▶ Short problem
State only the number of lines that include "мещанской".

▶ Listed records

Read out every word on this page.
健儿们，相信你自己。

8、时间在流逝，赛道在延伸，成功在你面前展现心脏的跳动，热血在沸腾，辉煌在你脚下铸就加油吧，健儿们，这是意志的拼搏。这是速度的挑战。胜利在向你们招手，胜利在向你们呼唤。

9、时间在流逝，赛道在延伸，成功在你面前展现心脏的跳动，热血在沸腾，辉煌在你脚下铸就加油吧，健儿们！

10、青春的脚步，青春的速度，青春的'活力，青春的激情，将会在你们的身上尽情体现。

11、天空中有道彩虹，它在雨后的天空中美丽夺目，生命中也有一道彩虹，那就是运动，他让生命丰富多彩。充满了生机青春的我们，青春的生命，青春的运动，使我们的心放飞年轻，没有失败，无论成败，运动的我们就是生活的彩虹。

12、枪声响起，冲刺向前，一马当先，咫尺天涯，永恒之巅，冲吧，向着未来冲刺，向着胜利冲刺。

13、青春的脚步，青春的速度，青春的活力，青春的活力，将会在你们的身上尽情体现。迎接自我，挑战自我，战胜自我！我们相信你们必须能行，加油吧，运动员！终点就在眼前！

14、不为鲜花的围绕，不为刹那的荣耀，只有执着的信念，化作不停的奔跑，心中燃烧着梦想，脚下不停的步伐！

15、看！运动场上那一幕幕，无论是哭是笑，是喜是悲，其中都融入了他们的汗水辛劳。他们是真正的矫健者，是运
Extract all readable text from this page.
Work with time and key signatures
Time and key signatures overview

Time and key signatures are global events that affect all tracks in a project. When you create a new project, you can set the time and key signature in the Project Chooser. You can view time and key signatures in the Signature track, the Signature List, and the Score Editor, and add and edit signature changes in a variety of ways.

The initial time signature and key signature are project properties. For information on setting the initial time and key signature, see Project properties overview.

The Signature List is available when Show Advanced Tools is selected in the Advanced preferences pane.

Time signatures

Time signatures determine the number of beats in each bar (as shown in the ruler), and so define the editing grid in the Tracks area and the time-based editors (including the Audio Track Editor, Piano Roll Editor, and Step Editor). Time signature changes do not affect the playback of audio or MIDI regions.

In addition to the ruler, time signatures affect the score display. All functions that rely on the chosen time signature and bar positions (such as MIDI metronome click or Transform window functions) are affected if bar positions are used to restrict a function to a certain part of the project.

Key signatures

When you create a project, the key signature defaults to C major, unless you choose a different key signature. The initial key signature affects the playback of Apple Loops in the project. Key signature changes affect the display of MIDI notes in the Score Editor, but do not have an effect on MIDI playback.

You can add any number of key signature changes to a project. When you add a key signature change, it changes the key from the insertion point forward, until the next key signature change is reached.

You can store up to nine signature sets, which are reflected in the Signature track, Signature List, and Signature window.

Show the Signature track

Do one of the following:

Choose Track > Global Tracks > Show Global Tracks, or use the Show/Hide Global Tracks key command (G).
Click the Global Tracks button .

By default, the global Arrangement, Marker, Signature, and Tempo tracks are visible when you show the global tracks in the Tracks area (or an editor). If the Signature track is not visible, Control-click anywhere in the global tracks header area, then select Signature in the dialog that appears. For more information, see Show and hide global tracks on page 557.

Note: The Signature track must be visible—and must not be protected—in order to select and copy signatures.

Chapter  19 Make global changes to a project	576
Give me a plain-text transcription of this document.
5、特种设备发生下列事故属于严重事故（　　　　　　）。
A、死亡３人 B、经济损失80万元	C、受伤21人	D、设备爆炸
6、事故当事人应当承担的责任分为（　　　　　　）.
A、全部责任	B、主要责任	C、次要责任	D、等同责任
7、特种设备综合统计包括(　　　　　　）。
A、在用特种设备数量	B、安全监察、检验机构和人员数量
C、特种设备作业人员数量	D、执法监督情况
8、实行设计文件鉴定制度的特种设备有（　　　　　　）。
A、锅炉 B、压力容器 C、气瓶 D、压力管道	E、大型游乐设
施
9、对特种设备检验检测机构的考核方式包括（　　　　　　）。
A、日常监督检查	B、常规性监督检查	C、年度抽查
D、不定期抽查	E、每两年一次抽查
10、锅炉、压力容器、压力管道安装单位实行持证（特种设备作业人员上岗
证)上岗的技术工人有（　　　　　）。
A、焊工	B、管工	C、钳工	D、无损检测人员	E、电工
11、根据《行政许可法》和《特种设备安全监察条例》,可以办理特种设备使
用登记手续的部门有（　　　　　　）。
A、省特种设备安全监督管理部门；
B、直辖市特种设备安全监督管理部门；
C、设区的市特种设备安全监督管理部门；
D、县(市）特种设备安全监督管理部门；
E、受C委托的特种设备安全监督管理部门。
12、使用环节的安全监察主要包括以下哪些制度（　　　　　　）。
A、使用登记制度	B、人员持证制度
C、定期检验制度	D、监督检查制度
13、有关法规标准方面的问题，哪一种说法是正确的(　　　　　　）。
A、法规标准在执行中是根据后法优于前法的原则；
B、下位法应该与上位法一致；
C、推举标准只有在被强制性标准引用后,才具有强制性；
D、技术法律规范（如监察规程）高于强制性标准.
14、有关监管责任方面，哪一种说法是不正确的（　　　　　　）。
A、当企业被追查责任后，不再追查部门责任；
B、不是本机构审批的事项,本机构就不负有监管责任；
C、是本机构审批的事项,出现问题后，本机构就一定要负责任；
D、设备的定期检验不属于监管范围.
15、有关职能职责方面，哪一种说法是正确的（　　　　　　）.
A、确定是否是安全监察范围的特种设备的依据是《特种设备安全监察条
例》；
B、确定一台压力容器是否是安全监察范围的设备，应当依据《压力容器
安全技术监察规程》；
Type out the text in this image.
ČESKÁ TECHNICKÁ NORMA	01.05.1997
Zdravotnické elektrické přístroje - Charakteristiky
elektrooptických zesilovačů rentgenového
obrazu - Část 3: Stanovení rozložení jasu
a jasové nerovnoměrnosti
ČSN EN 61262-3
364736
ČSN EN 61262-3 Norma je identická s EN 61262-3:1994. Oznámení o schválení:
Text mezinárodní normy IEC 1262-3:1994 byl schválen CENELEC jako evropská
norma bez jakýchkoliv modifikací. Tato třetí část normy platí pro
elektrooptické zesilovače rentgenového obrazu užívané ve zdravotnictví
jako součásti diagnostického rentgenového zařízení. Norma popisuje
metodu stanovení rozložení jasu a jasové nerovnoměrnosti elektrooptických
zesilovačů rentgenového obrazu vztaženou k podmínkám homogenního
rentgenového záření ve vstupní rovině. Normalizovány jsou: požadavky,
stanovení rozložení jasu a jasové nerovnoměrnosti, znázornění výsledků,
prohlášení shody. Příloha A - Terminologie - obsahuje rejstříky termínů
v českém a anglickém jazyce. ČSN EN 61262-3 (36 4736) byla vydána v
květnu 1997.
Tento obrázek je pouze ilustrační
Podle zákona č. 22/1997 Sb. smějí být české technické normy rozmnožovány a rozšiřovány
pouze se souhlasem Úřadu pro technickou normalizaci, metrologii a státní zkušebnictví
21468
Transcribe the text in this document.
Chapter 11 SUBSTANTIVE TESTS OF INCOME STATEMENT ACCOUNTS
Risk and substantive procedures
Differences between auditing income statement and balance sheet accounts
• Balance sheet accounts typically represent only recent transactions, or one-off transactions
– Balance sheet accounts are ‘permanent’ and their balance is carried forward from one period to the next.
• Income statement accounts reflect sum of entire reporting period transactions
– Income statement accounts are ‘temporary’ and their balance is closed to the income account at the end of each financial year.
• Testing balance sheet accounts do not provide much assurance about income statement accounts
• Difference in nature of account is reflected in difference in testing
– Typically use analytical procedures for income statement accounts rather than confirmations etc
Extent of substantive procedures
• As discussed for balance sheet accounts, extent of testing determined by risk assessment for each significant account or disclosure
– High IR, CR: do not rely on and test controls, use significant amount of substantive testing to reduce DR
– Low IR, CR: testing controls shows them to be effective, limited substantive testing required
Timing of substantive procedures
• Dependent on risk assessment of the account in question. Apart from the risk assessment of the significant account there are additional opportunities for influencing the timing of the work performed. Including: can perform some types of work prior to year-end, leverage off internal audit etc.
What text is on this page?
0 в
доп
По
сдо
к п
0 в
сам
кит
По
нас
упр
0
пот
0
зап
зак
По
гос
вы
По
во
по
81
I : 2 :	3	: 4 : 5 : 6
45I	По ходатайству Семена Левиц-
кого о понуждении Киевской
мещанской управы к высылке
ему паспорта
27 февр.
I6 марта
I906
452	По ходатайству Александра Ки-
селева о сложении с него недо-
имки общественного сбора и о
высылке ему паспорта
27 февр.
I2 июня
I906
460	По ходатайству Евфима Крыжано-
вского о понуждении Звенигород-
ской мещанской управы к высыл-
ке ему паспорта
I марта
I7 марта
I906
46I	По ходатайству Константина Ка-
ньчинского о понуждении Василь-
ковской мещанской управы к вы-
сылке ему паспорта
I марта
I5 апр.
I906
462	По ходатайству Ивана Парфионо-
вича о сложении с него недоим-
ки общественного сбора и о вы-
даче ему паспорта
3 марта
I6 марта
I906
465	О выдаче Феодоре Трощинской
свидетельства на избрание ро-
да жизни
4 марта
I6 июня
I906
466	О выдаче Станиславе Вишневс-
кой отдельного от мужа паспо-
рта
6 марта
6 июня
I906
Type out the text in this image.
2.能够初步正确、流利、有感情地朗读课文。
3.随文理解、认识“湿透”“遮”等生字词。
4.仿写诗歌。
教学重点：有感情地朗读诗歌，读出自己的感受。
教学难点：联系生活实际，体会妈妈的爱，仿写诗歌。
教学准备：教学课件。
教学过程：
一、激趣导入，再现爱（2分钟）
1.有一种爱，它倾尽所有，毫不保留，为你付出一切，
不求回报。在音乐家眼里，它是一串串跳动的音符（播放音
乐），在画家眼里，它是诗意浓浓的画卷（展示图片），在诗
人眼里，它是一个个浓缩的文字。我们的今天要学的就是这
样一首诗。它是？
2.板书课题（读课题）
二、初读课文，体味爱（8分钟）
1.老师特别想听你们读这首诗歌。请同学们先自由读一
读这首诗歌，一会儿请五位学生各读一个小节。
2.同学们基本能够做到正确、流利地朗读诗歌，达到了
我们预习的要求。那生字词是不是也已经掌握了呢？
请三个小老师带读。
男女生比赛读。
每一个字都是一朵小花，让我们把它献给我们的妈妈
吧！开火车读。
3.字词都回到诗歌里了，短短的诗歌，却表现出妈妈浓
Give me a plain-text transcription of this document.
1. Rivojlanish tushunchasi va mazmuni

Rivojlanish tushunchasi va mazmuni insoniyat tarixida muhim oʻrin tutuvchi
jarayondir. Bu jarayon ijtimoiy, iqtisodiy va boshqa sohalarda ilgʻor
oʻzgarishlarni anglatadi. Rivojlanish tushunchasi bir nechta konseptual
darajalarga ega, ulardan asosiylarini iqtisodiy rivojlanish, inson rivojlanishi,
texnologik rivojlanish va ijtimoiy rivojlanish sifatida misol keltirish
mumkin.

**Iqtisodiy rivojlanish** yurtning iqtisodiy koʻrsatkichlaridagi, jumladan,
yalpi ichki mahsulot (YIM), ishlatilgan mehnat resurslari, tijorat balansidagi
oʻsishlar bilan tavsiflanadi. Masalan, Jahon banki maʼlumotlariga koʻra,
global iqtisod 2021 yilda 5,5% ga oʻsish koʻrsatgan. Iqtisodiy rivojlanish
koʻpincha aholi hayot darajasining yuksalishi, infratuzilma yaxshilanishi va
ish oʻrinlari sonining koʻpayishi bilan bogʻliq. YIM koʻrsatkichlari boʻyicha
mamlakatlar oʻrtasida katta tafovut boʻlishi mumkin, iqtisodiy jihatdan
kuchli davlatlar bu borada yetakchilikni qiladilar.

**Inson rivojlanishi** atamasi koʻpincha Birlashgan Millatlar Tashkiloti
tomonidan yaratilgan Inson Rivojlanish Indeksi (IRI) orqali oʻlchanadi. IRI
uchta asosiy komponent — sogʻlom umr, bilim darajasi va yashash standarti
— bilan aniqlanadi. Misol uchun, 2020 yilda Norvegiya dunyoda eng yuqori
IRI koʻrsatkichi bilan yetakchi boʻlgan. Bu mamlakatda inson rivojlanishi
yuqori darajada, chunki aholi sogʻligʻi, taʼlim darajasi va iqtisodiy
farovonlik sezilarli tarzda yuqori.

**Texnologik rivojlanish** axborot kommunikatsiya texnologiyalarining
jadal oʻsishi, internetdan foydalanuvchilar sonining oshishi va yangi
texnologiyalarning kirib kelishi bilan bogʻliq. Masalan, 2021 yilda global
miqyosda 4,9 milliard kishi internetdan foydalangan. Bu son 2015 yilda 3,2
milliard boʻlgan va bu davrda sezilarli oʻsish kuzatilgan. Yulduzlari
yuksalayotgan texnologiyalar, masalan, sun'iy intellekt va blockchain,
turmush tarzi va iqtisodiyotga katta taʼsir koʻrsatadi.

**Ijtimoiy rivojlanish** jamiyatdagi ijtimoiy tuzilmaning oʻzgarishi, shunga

▶ Response
3